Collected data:
—————

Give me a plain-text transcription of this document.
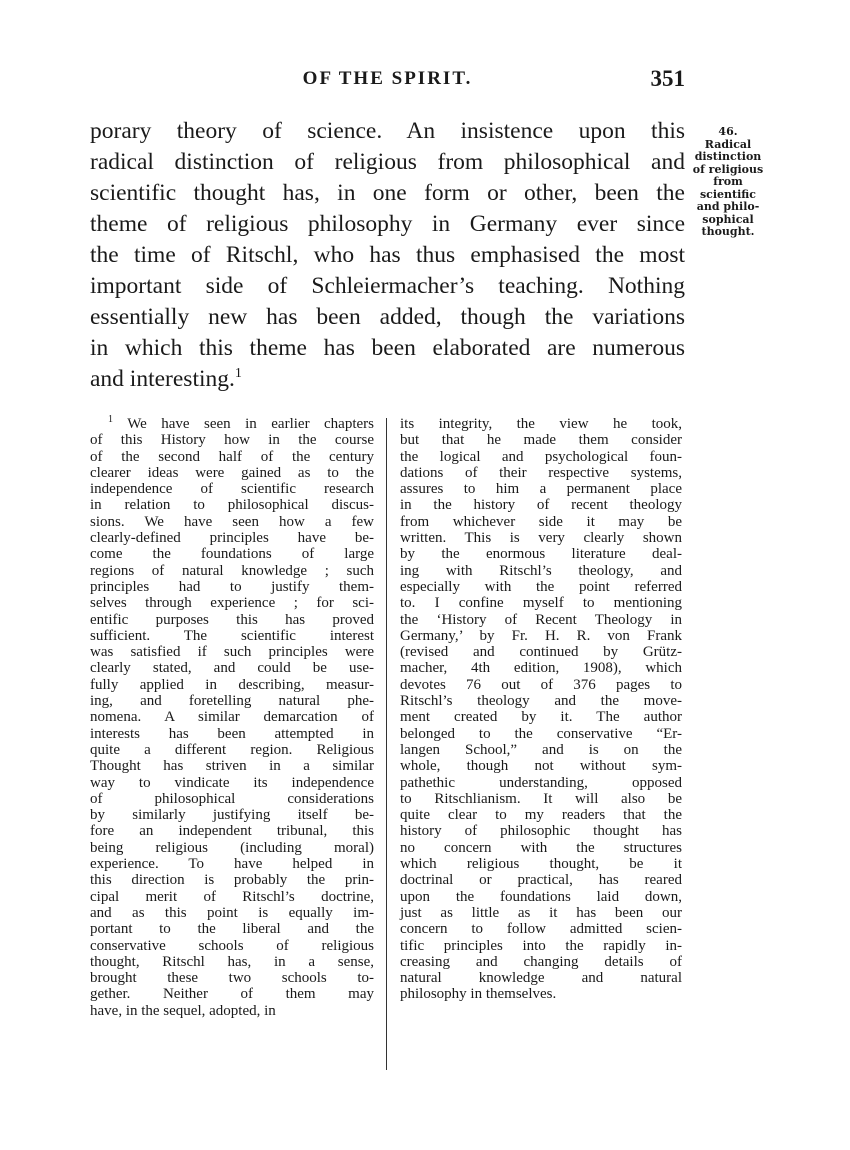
OF THE SPIRIT.	351
porary theory of science. An insistence upon this
radical distinction of religious from philosophical and
scientific thought has, in one form or other, been the
theme of religious philosophy in Germany ever since
the time of Ritschl, who has thus emphasised the most
important side of Schleiermacher’s teaching. Nothing
essentially new has been added, though the variations
in which this theme has been elaborated are numerous
and interesting.$^1$
46.
Radical
distinction
of religious
from
scientific
and philo-
sophical
thought.
$^1$ We have seen in earlier chapters
of this History how in the course
of the second half of the century
clearer ideas were gained as to the
independence of scientific research
in relation to philosophical discus-
sions. We have seen how a few
clearly-defined principles have be-
come the foundations of large
regions of natural knowledge ; such
principles had to justify them-
selves through experience ; for sci-
entific purposes this has proved
sufficient. The scientific interest
was satisfied if such principles were
clearly stated, and could be use-
fully applied in describing, measur-
ing, and foretelling natural phe-
nomena. A similar demarcation of
interests has been attempted in
quite a different region. Religious
Thought has striven in a similar
way to vindicate its independence
of philosophical considerations
by similarly justifying itself be-
fore an independent tribunal, this
being religious (including moral)
experience. To have helped in
this direction is probably the prin-
cipal merit of Ritschl’s doctrine,
and as this point is equally im-
portant to the liberal and the
conservative schools of religious
thought, Ritschl has, in a sense,
brought these two schools to-
gether. Neither of them may
have, in the sequel, adopted, in
its integrity, the view he took,
but that he made them consider
the logical and psychological foun-
dations of their respective systems,
assures to him a permanent place
in the history of recent theology
from whichever side it may be
written. This is very clearly shown
by the enormous literature deal-
ing with Ritschl’s theology, and
especially with the point referred
to. I confine myself to mentioning
the ‘History of Recent Theology in
Germany,’ by Fr. H. R. von Frank
(revised and continued by Grütz-
macher, 4th edition, 1908), which
devotes 76 out of 376 pages to
Ritschl’s theology and the move-
ment created by it. The author
belonged to the conservative “Er-
langen School,” and is on the
whole, though not without sym-
pathethic understanding, opposed
to Ritschlianism. It will also be
quite clear to my readers that the
history of philosophic thought has
no concern with the structures
which religious thought, be it
doctrinal or practical, has reared
upon the foundations laid down,
just as little as it has been our
concern to follow admitted scien-
tific principles into the rapidly in-
creasing and changing details of
natural knowledge and natural
philosophy in themselves.
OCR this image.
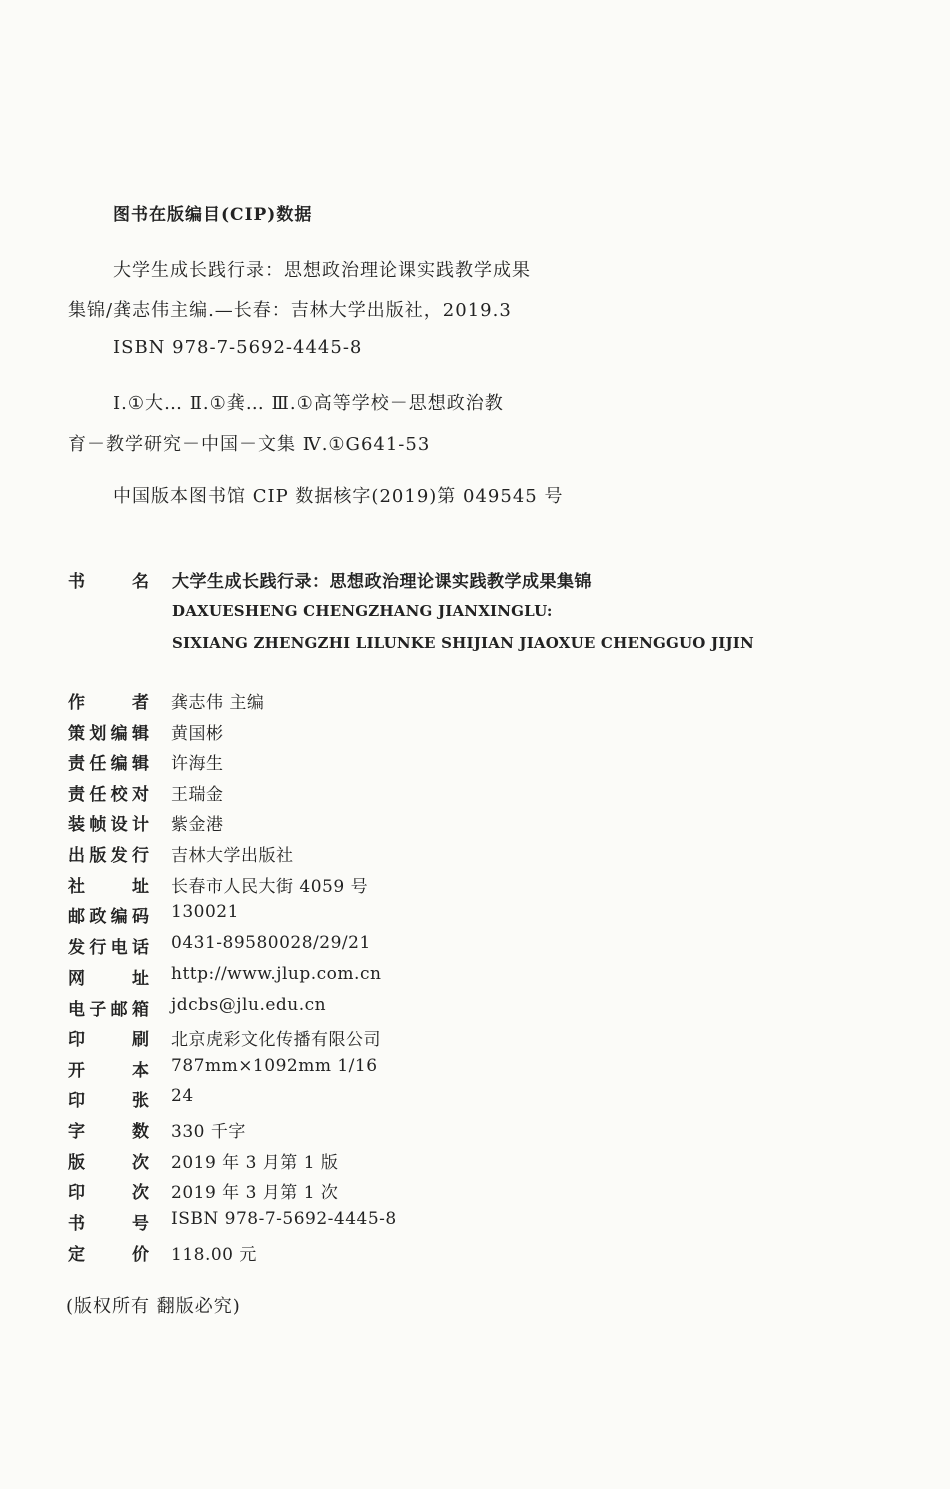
图书在版编目(CIP)数据
大学生成长践行录：思想政治理论课实践教学成果
集锦/龚志伟主编.—长春：吉林大学出版社，2019.3
ISBN 978-7-5692-4445-8
Ⅰ.①大… Ⅱ.①龚… Ⅲ.①高等学校－思想政治教
育－教学研究－中国－文集 Ⅳ.①G641-53
中国版本图书馆 CIP 数据核字(2019)第 049545 号
书 名 大学生成长践行录：思想政治理论课实践教学成果集锦
DAXUESHENG CHENGZHANG JIANXINGLU:
SIXIANG ZHENGZHI LILUNKE SHIJIAN JIAOXUE CHENGGUO JIJIN
作者 龚志伟 主编
策划编辑 黄国彬
责任编辑 许海生
责任校对 王瑞金
装帧设计 紫金港
出版发行 吉林大学出版社
社址 长春市人民大街 4059 号
邮政编码 130021
发行电话 0431-89580028/29/21
网址 http://www.jlup.com.cn
电子邮箱 jdcbs@jlu.edu.cn
印刷 北京虎彩文化传播有限公司
开本 787mm×1092mm 1/16
印张 24
字数 330 千字
版次 2019 年 3 月第 1 版
印次 2019 年 3 月第 1 次
书号 ISBN 978-7-5692-4445-8
定价 118.00 元
(版权所有 翻版必究)
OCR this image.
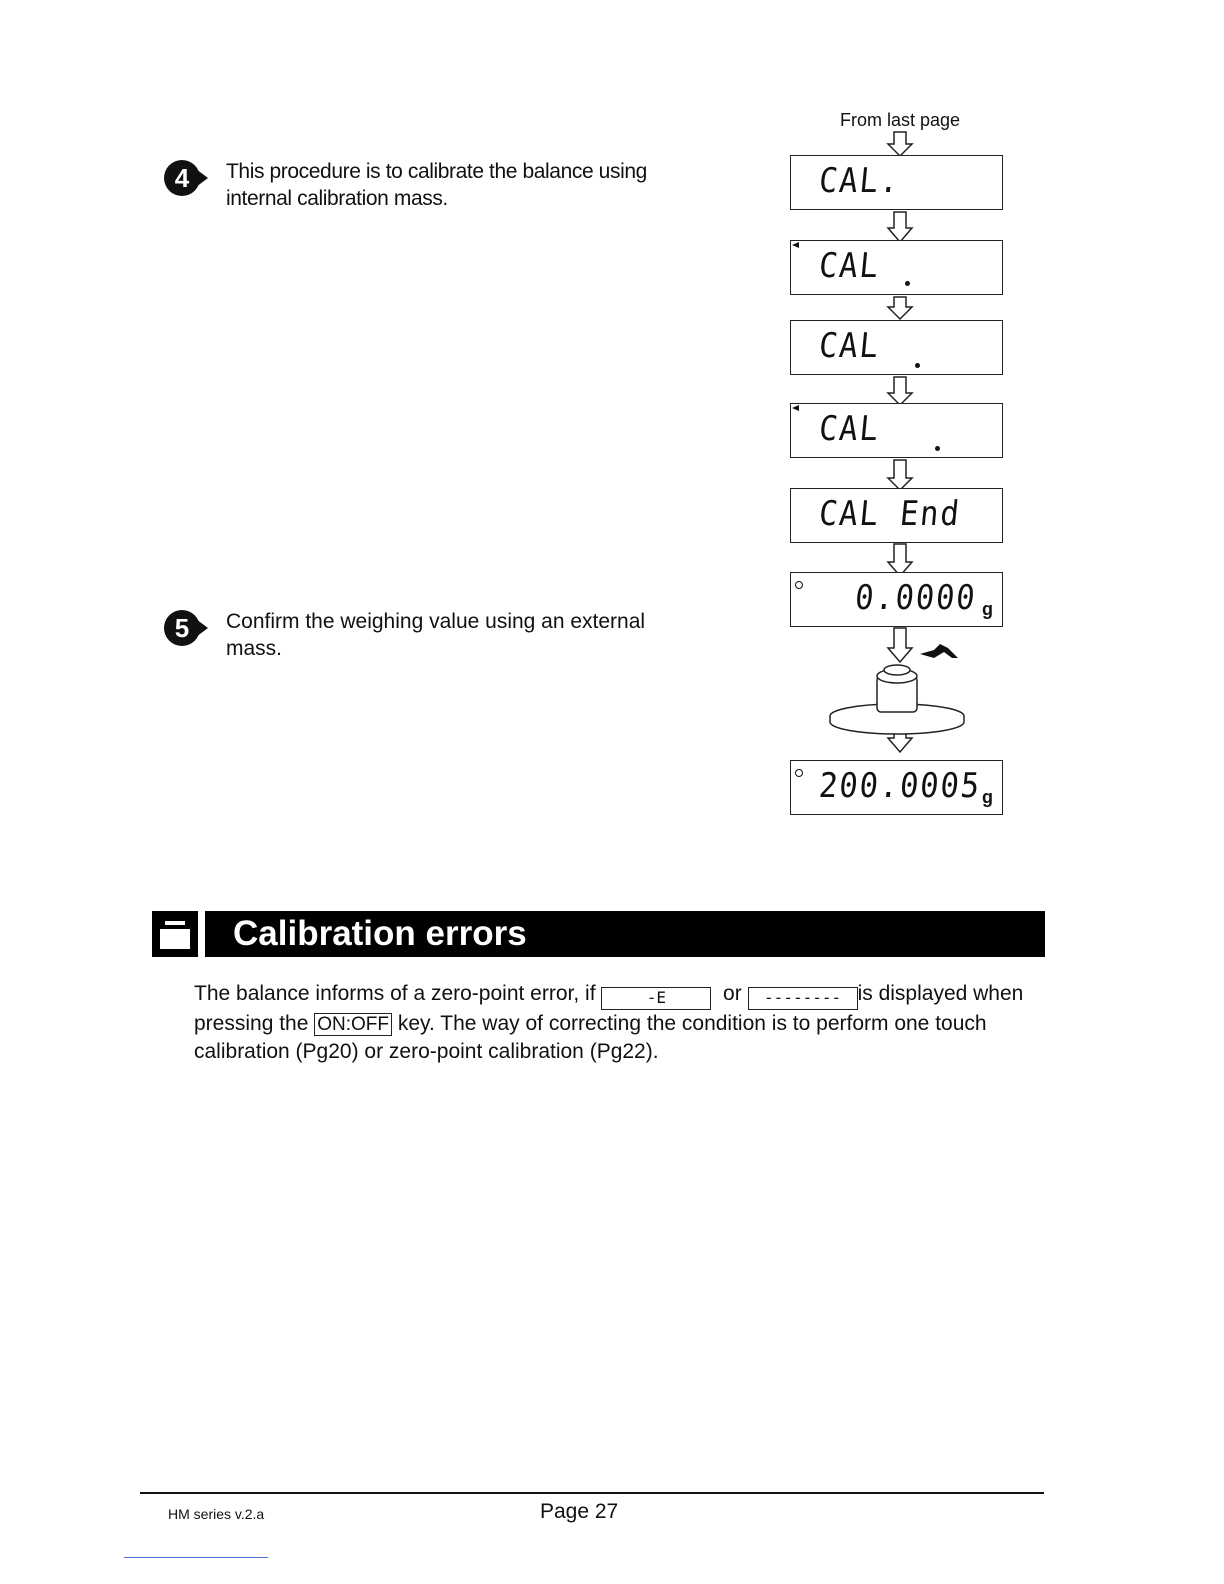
4 This procedure is to calibrate the balance using internal calibration mass.
5 Confirm the weighing value using an external mass.
From last page
CAL.
CAL
CAL
CAL
CAL End
0.0000 g
200.0005 g
Calibration errors
The balance informs of a zero-point error, if	-E	or -------- is displayed when pressing the ON:OFF key. The way of correcting the condition is to perform one touch calibration (Pg20) or zero-point calibration (Pg22).
HM series v.2.a	Page 27
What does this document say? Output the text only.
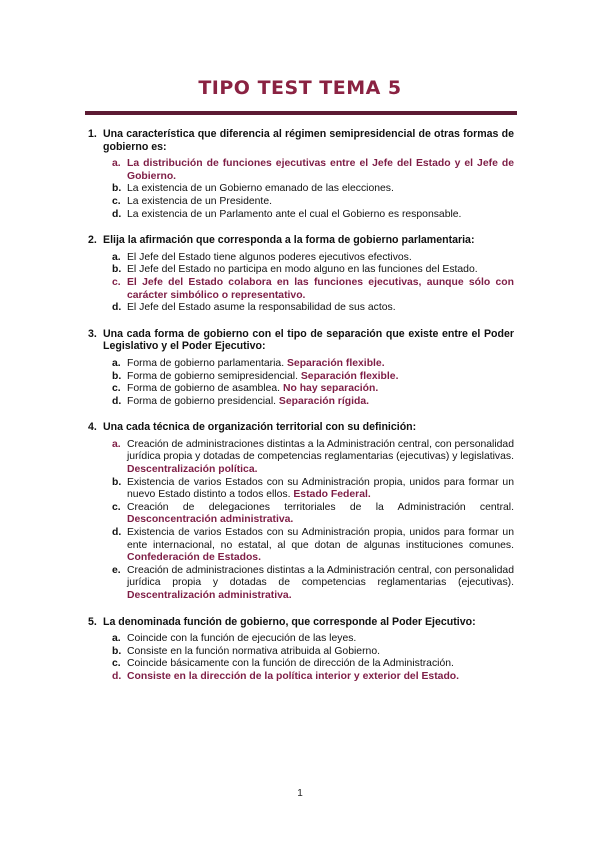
TIPO TEST TEMA 5
1. Una característica que diferencia al régimen semipresidencial de otras formas de gobierno es:
a. La distribución de funciones ejecutivas entre el Jefe del Estado y el Jefe de Gobierno.
b. La existencia de un Gobierno emanado de las elecciones.
c. La existencia de un Presidente.
d. La existencia de un Parlamento ante el cual el Gobierno es responsable.
2. Elija la afirmación que corresponda a la forma de gobierno parlamentaria:
a. El Jefe del Estado tiene algunos poderes ejecutivos efectivos.
b. El Jefe del Estado no participa en modo alguno en las funciones del Estado.
c. El Jefe del Estado colabora en las funciones ejecutivas, aunque sólo con carácter simbólico o representativo.
d. El Jefe del Estado asume la responsabilidad de sus actos.
3. Una cada forma de gobierno con el tipo de separación que existe entre el Poder Legislativo y el Poder Ejecutivo:
a. Forma de gobierno parlamentaria. Separación flexible.
b. Forma de gobierno semipresidencial. Separación flexible.
c. Forma de gobierno de asamblea. No hay separación.
d. Forma de gobierno presidencial. Separación rígida.
4. Una cada técnica de organización territorial con su definición:
a. Creación de administraciones distintas a la Administración central, con personalidad jurídica propia y dotadas de competencias reglamentarias (ejecutivas) y legislativas. Descentralización política.
b. Existencia de varios Estados con su Administración propia, unidos para formar un nuevo Estado distinto a todos ellos. Estado Federal.
c. Creación de delegaciones territoriales de la Administración central. Desconcentración administrativa.
d. Existencia de varios Estados con su Administración propia, unidos para formar un ente internacional, no estatal, al que dotan de algunas instituciones comunes. Confederación de Estados.
e. Creación de administraciones distintas a la Administración central, con personalidad jurídica propia y dotadas de competencias reglamentarias (ejecutivas). Descentralización administrativa.
5. La denominada función de gobierno, que corresponde al Poder Ejecutivo:
a. Coincide con la función de ejecución de las leyes.
b. Consiste en la función normativa atribuida al Gobierno.
c. Coincide básicamente con la función de dirección de la Administración.
d. Consiste en la dirección de la política interior y exterior del Estado.
1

—————

Write every record out again exactly; no pictures belong in the copy.

Give me a plain-text transcription of this document.
OF THE SPIRIT.	351
porary theory of science. An insistence upon this
radical distinction of religious from philosophical and
scientific thought has, in one form or other, been the
theme of religious philosophy in Germany ever since
the time of Ritschl, who has thus emphasised the most
important side of Schleiermacher’s teaching. Nothing
essentially new has been added, though the variations
in which this theme has been elaborated are numerous
and interesting.$^1$
46.
Radical
distinction
of religious
from
scientific
and philo-
sophical
thought.
$^1$ We have seen in earlier chapters
of this History how in the course
of the second half of the century
clearer ideas were gained as to the
independence of scientific research
in relation to philosophical discus-
sions. We have seen how a few
clearly-defined principles have be-
come the foundations of large
regions of natural knowledge ; such
principles had to justify them-
selves through experience ; for sci-
entific purposes this has proved
sufficient. The scientific interest
was satisfied if such principles were
clearly stated, and could be use-
fully applied in describing, measur-
ing, and foretelling natural phe-
nomena. A similar demarcation of
interests has been attempted in
quite a different region. Religious
Thought has striven in a similar
way to vindicate its independence
of philosophical considerations
by similarly justifying itself be-
fore an independent tribunal, this
being religious (including moral)
experience. To have helped in
this direction is probably the prin-
cipal merit of Ritschl’s doctrine,
and as this point is equally im-
portant to the liberal and the
conservative schools of religious
thought, Ritschl has, in a sense,
brought these two schools to-
gether. Neither of them may
have, in the sequel, adopted, in
its integrity, the view he took,
but that he made them consider
the logical and psychological foun-
dations of their respective systems,
assures to him a permanent place
in the history of recent theology
from whichever side it may be
written. This is very clearly shown
by the enormous literature deal-
ing with Ritschl’s theology, and
especially with the point referred
to. I confine myself to mentioning
the ‘History of Recent Theology in
Germany,’ by Fr. H. R. von Frank
(revised and continued by Grütz-
macher, 4th edition, 1908), which
devotes 76 out of 376 pages to
Ritschl’s theology and the move-
ment created by it. The author
belonged to the conservative “Er-
langen School,” and is on the
whole, though not without sym-
pathethic understanding, opposed
to Ritschlianism. It will also be
quite clear to my readers that the
history of philosophic thought has
no concern with the structures
which religious thought, be it
doctrinal or practical, has reared
upon the foundations laid down,
just as little as it has been our
concern to follow admitted scien-
tific principles into the rapidly in-
creasing and changing details of
natural knowledge and natural
philosophy in themselves.
OCR this image.
图书在版编目(CIP)数据
大学生成长践行录：思想政治理论课实践教学成果
集锦/龚志伟主编.—长春：吉林大学出版社，2019.3
ISBN 978-7-5692-4445-8
Ⅰ.①大… Ⅱ.①龚… Ⅲ.①高等学校－思想政治教
育－教学研究－中国－文集 Ⅳ.①G641-53
中国版本图书馆 CIP 数据核字(2019)第 049545 号
书 名 大学生成长践行录：思想政治理论课实践教学成果集锦
DAXUESHENG CHENGZHANG JIANXINGLU:
SIXIANG ZHENGZHI LILUNKE SHIJIAN JIAOXUE CHENGGUO JIJIN
作者 龚志伟 主编
策划编辑 黄国彬
责任编辑 许海生
责任校对 王瑞金
装帧设计 紫金港
出版发行 吉林大学出版社
社址 长春市人民大街 4059 号
邮政编码 130021
发行电话 0431-89580028/29/21
网址 http://www.jlup.com.cn
电子邮箱 jdcbs@jlu.edu.cn
印刷 北京虎彩文化传播有限公司
开本 787mm×1092mm 1/16
印张 24
字数 330 千字
版次 2019 年 3 月第 1 版
印次 2019 年 3 月第 1 次
书号 ISBN 978-7-5692-4445-8
定价 118.00 元
(版权所有 翻版必究)
OCR this image.
4 This procedure is to calibrate the balance using internal calibration mass.
5 Confirm the weighing value using an external mass.
From last page
CAL.
CAL
CAL
CAL
CAL End
0.0000 g
200.0005 g
Calibration errors
The balance informs of a zero-point error, if	-E	or -------- is displayed when pressing the ON:OFF key. The way of correcting the condition is to perform one touch calibration (Pg20) or zero-point calibration (Pg22).
HM series v.2.a	Page 27
What does this document say? Output the text only.
TIPO TEST TEMA 5
1. Una característica que diferencia al régimen semipresidencial de otras formas de gobierno es:
a. La distribución de funciones ejecutivas entre el Jefe del Estado y el Jefe de Gobierno.
b. La existencia de un Gobierno emanado de las elecciones.
c. La existencia de un Presidente.
d. La existencia de un Parlamento ante el cual el Gobierno es responsable.
2. Elija la afirmación que corresponda a la forma de gobierno parlamentaria:
a. El Jefe del Estado tiene algunos poderes ejecutivos efectivos.
b. El Jefe del Estado no participa en modo alguno en las funciones del Estado.
c. El Jefe del Estado colabora en las funciones ejecutivas, aunque sólo con carácter simbólico o representativo.
d. El Jefe del Estado asume la responsabilidad de sus actos.
3. Una cada forma de gobierno con el tipo de separación que existe entre el Poder Legislativo y el Poder Ejecutivo:
a. Forma de gobierno parlamentaria. Separación flexible.
b. Forma de gobierno semipresidencial. Separación flexible.
c. Forma de gobierno de asamblea. No hay separación.
d. Forma de gobierno presidencial. Separación rígida.
4. Una cada técnica de organización territorial con su definición:
a. Creación de administraciones distintas a la Administración central, con personalidad jurídica propia y dotadas de competencias reglamentarias (ejecutivas) y legislativas. Descentralización política.
b. Existencia de varios Estados con su Administración propia, unidos para formar un nuevo Estado distinto a todos ellos. Estado Federal.
c. Creación de delegaciones territoriales de la Administración central. Desconcentración administrativa.
d. Existencia de varios Estados con su Administración propia, unidos para formar un ente internacional, no estatal, al que dotan de algunas instituciones comunes. Confederación de Estados.
e. Creación de administraciones distintas a la Administración central, con personalidad jurídica propia y dotadas de competencias reglamentarias (ejecutivas). Descentralización administrativa.
5. La denominada función de gobierno, que corresponde al Poder Ejecutivo:
a. Coincide con la función de ejecución de las leyes.
b. Consiste en la función normativa atribuida al Gobierno.
c. Coincide básicamente con la función de dirección de la Administración.
d. Consiste en la dirección de la política interior y exterior del Estado.
1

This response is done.